#### [WORK TO DO]
Retype all the records with nothing changed.

---------- MATERIAL TO PROCESS ----------

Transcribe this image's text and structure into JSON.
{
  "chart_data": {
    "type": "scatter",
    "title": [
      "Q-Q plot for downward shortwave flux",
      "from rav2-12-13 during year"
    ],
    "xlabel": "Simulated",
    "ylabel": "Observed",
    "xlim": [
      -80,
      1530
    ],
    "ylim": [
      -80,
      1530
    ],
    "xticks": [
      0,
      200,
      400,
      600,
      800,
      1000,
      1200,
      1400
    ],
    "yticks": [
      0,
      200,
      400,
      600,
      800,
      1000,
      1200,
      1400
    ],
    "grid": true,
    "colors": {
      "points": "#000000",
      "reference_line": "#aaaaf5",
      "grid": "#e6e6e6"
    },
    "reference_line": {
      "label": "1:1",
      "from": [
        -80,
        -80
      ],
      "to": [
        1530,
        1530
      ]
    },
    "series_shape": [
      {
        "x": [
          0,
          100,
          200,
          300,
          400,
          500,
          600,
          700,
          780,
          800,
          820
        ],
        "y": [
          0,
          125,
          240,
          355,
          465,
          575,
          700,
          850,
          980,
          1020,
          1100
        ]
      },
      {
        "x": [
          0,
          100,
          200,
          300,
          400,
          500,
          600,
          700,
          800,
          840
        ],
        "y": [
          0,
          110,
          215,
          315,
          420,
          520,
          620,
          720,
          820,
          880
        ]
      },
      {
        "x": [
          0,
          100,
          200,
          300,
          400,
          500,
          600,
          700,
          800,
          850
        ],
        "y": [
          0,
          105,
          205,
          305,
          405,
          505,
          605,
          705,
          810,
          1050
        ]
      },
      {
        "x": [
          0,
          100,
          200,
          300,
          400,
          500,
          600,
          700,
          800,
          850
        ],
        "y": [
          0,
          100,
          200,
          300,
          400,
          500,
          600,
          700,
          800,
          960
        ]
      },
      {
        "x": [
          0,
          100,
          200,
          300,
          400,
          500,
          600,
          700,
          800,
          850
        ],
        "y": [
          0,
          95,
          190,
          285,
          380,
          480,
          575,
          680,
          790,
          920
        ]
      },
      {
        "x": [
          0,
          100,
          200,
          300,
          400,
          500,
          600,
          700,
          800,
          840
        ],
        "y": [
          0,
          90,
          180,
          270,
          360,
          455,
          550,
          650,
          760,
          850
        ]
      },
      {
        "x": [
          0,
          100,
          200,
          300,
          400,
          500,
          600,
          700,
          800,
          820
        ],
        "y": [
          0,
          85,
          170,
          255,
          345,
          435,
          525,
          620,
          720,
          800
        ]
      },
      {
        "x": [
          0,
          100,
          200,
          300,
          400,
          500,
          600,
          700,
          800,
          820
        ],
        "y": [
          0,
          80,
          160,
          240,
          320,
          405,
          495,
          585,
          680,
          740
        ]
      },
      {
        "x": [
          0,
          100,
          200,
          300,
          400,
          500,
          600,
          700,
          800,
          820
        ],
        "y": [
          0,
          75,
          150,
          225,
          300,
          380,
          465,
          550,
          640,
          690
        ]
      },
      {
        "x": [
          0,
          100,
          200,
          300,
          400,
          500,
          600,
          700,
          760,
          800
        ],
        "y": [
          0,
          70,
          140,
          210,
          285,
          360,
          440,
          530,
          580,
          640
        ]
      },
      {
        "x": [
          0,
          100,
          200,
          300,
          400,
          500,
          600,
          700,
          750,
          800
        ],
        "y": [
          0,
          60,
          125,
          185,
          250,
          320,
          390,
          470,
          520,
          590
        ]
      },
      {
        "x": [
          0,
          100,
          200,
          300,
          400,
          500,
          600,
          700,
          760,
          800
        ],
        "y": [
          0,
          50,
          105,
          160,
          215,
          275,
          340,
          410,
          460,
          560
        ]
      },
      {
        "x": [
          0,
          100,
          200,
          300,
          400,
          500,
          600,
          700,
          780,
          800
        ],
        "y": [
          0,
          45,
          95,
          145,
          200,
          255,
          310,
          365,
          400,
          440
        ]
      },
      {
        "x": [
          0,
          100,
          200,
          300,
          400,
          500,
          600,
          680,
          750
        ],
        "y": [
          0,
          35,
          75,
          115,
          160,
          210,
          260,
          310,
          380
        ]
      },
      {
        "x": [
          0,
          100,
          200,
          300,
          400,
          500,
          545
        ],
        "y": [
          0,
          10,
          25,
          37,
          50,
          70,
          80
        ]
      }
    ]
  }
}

----------

#### [REPLY TO THE EXERCISE]
Transcribe this image's text and structure into JSON.
{
  "chart_data": {
    "type": "scatter",
    "title": [
      "Q-Q plot for downward shortwave flux",
      "from rav2-12-13 during year"
    ],
    "xlabel": "Simulated",
    "ylabel": "Observed",
    "xlim": [
      -80,
      1530
    ],
    "ylim": [
      -80,
      1530
    ],
    "xticks": [
      0,
      200,
      400,
      600,
      800,
      1000,
      1200,
      1400
    ],
    "yticks": [
      0,
      200,
      400,
      600,
      800,
      1000,
      1200,
      1400
    ],
    "grid": true,
    "colors": {
      "points": "#000000",
      "reference_line": "#aaaaf5",
      "grid": "#e6e6e6"
    },
    "reference_line": {
      "label": "1:1",
      "from": [
        -80,
        -80
      ],
      "to": [
        1530,
        1530
      ]
    },
    "series_shape": [
      {
        "x": [
          0,
          100,
          200,
          300,
          400,
          500,
          600,
          700,
          780,
          800,
          820
        ],
        "y": [
          0,
          125,
          240,
          355,
          465,
          575,
          700,
          850,
          980,
          1020,
          1100
        ]
      },
      {
        "x": [
          0,
          100,
          200,
          300,
          400,
          500,
          600,
          700,
          800,
          840
        ],
        "y": [
          0,
          110,
          215,
          315,
          420,
          520,
          620,
          720,
          820,
          880
        ]
      },
      {
        "x": [
          0,
          100,
          200,
          300,
          400,
          500,
          600,
          700,
          800,
          850
        ],
        "y": [
          0,
          105,
          205,
          305,
          405,
          505,
          605,
          705,
          810,
          1050
        ]
      },
      {
        "x": [
          0,
          100,
          200,
          300,
          400,
          500,
          600,
          700,
          800,
          850
        ],
        "y": [
          0,
          100,
          200,
          300,
          400,
          500,
          600,
          700,
          800,
          960
        ]
      },
      {
        "x": [
          0,
          100,
          200,
          300,
          400,
          500,
          600,
          700,
          800,
          850
        ],
        "y": [
          0,
          95,
          190,
          285,
          380,
          480,
          575,
          680,
          790,
          920
        ]
      },
      {
        "x": [
          0,
          100,
          200,
          300,
          400,
          500,
          600,
          700,
          800,
          840
        ],
        "y": [
          0,
          90,
          180,
          270,
          360,
          455,
          550,
          650,
          760,
          850
        ]
      },
      {
        "x": [
          0,
          100,
          200,
          300,
          400,
          500,
          600,
          700,
          800,
          820
        ],
        "y": [
          0,
          85,
          170,
          255,
          345,
          435,
          525,
          620,
          720,
          800
        ]
      },
      {
        "x": [
          0,
          100,
          200,
          300,
          400,
          500,
          600,
          700,
          800,
          820
        ],
        "y": [
          0,
          80,
          160,
          240,
          320,
          405,
          495,
          585,
          680,
          740
        ]
      },
      {
        "x": [
          0,
          100,
          200,
          300,
          400,
          500,
          600,
          700,
          800,
          820
        ],
        "y": [
          0,
          75,
          150,
          225,
          300,
          380,
          465,
          550,
          640,
          690
        ]
      },
      {
        "x": [
          0,
          100,
          200,
          300,
          400,
          500,
          600,
          700,
          760,
          800
        ],
        "y": [
          0,
          70,
          140,
          210,
          285,
          360,
          440,
          530,
          580,
          640
        ]
      },
      {
        "x": [
          0,
          100,
          200,
          300,
          400,
          500,
          600,
          700,
          750,
          800
        ],
        "y": [
          0,
          60,
          125,
          185,
          250,
          320,
          390,
          470,
          520,
          590
        ]
      },
      {
        "x": [
          0,
          100,
          200,
          300,
          400,
          500,
          600,
          700,
          760,
          800
        ],
        "y": [
          0,
          50,
          105,
          160,
          215,
          275,
          340,
          410,
          460,
          560
        ]
      },
      {
        "x": [
          0,
          100,
          200,
          300,
          400,
          500,
          600,
          700,
          780,
          800
        ],
        "y": [
          0,
          45,
          95,
          145,
          200,
          255,
          310,
          365,
          400,
          440
        ]
      },
      {
        "x": [
          0,
          100,
          200,
          300,
          400,
          500,
          600,
          680,
          750
        ],
        "y": [
          0,
          35,
          75,
          115,
          160,
          210,
          260,
          310,
          380
        ]
      },
      {
        "x": [
          0,
          100,
          200,
          300,
          400,
          500,
          545
        ],
        "y": [
          0,
          10,
          25,
          37,
          50,
          70,
          80
        ]
      }
    ]
  }
}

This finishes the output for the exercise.